# [What the task requires]
Identify and pull out each line of the entries in which "Offensive" occurs.

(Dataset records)
◇ ◇ ◇

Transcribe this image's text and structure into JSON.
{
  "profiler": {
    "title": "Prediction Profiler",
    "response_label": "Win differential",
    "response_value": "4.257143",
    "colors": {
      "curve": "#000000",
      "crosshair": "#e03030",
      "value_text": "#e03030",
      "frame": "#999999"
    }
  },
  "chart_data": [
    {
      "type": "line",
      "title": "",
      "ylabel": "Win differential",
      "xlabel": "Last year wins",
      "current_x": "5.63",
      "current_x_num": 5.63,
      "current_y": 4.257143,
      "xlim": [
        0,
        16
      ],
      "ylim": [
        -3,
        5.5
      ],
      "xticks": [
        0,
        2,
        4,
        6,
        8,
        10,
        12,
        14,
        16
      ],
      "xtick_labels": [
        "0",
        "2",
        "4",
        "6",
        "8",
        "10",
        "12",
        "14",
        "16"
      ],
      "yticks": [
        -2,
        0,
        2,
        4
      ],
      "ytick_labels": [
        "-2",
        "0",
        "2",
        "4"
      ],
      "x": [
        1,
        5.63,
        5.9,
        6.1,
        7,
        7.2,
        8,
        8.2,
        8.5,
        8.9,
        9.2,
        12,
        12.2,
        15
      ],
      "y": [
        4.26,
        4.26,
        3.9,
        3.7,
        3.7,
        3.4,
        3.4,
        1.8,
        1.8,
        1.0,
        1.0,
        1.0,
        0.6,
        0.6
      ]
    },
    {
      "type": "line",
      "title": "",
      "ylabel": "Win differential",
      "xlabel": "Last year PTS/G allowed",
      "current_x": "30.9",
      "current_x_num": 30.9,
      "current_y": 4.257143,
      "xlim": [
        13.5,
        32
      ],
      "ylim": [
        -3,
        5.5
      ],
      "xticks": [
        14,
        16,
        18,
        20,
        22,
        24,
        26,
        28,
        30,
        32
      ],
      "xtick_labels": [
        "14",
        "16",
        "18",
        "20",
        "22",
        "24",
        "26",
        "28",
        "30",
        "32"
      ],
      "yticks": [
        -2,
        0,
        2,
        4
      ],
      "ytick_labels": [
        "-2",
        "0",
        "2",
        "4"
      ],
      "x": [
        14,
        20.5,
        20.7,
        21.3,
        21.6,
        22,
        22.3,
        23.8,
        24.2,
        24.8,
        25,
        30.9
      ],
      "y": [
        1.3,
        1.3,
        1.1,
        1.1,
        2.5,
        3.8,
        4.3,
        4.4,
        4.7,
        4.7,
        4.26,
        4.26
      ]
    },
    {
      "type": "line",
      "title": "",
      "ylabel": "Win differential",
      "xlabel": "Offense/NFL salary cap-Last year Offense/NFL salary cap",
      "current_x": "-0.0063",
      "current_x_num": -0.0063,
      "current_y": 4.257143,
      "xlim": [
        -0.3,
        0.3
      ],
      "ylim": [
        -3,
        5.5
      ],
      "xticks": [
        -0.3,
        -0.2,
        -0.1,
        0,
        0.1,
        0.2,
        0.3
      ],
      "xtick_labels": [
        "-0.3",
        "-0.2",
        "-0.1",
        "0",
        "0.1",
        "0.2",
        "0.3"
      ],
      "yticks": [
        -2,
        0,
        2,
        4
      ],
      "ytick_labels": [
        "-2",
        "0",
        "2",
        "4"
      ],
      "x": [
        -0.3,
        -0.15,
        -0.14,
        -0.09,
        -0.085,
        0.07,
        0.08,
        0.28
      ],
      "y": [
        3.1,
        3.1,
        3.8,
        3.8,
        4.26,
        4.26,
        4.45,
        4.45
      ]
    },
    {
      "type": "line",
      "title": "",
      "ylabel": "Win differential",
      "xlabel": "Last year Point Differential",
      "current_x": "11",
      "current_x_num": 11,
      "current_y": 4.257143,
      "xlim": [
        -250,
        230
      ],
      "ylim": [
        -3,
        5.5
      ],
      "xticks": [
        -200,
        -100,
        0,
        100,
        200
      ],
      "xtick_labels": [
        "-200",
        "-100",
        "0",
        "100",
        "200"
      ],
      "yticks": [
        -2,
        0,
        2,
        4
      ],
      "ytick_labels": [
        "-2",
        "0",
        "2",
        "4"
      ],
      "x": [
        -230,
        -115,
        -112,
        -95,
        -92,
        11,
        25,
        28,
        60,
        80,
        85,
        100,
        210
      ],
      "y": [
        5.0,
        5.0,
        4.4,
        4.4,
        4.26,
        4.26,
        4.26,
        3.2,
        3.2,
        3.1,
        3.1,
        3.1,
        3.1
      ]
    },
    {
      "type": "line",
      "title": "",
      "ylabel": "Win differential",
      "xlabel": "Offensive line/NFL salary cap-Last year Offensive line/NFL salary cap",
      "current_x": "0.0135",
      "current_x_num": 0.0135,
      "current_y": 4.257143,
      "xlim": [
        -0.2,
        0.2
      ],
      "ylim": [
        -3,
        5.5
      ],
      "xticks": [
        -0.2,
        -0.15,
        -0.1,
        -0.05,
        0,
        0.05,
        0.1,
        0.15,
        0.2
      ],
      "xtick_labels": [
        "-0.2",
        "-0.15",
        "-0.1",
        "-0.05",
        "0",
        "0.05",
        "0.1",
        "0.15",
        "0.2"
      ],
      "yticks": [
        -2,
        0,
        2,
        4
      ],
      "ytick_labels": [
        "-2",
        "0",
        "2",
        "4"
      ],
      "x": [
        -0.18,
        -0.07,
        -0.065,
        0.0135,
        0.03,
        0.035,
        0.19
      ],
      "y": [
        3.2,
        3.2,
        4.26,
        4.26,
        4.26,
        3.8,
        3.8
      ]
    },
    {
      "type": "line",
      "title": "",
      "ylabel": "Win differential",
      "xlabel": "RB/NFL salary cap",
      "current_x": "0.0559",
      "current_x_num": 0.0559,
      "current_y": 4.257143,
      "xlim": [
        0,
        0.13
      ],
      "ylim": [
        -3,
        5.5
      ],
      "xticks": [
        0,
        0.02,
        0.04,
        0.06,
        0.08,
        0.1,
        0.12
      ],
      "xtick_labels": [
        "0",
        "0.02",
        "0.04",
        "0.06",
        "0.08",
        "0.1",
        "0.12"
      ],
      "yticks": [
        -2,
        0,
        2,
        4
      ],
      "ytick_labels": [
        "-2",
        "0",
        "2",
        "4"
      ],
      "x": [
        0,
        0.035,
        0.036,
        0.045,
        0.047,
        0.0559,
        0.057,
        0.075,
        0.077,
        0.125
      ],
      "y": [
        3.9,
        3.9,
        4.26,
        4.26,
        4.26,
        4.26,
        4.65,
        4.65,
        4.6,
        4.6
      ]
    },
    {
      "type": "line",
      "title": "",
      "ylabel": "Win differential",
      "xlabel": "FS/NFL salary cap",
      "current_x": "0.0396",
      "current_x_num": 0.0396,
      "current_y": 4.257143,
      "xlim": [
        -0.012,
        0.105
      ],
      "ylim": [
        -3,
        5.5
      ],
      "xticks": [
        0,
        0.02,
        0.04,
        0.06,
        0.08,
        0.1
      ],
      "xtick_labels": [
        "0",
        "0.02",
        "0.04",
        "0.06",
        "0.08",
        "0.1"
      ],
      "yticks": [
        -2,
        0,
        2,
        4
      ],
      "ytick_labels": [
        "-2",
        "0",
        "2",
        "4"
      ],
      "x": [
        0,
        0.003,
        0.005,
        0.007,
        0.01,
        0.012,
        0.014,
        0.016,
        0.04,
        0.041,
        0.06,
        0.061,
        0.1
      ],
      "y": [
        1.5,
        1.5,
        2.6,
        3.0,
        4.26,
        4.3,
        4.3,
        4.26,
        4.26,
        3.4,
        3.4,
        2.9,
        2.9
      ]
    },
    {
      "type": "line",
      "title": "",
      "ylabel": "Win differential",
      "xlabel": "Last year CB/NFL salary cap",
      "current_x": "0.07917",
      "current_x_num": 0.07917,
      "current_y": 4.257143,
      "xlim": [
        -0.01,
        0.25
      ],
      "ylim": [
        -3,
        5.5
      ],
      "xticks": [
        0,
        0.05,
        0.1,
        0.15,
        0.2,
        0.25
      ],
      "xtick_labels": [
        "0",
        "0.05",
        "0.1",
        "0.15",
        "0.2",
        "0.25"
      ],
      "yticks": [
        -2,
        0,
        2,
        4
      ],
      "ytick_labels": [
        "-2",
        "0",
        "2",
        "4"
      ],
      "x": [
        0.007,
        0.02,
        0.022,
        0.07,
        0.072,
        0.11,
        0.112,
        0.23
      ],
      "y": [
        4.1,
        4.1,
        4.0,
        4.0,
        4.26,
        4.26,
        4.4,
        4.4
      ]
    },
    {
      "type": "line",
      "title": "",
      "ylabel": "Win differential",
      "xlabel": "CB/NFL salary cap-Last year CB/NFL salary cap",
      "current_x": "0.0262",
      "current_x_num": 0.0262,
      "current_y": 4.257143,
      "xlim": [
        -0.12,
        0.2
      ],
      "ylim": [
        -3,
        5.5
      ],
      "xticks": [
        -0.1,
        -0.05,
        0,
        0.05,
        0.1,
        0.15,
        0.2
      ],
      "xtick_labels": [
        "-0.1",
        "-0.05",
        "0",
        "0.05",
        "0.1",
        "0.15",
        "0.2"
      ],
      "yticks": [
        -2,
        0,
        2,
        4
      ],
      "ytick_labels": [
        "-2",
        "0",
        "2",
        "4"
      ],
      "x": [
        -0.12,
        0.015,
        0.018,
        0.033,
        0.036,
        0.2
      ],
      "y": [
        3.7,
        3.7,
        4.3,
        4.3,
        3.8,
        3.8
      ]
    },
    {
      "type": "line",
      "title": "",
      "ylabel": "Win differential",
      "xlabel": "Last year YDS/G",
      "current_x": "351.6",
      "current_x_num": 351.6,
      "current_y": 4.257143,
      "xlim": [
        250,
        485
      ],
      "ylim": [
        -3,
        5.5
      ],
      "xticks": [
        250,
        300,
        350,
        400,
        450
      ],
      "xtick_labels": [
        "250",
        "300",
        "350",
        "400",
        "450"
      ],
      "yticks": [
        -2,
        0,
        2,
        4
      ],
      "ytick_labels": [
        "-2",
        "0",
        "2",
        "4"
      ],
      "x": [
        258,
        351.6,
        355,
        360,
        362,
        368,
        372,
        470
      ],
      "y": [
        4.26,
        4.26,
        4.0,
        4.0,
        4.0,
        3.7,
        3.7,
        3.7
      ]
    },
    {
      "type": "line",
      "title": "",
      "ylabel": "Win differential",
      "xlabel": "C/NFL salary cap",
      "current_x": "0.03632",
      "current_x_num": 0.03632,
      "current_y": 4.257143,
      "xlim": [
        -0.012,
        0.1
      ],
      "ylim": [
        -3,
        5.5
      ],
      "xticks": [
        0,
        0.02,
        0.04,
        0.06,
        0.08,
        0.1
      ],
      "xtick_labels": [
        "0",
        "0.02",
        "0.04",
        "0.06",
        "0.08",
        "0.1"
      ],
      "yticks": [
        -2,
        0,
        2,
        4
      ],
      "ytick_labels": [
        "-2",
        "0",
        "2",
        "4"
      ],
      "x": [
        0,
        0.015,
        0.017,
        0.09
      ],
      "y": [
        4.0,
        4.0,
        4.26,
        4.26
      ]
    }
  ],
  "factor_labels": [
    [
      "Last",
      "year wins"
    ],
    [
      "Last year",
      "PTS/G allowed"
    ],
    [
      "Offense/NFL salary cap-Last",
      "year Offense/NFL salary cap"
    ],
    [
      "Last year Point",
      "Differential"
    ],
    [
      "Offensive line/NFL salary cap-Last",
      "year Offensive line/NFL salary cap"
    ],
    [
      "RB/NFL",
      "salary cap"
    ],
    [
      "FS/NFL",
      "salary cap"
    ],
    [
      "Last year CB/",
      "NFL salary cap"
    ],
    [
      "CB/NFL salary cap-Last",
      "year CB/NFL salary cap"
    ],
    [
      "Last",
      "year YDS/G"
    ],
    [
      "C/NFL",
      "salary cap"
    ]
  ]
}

◇ ◇ ◇

# [Written solution]
      "xlabel": "Offensive line/NFL salary cap-Last year Offensive line/NFL salary cap",
      "Offensive line/NFL salary cap-Last",
      "year Offensive line/NFL salary cap"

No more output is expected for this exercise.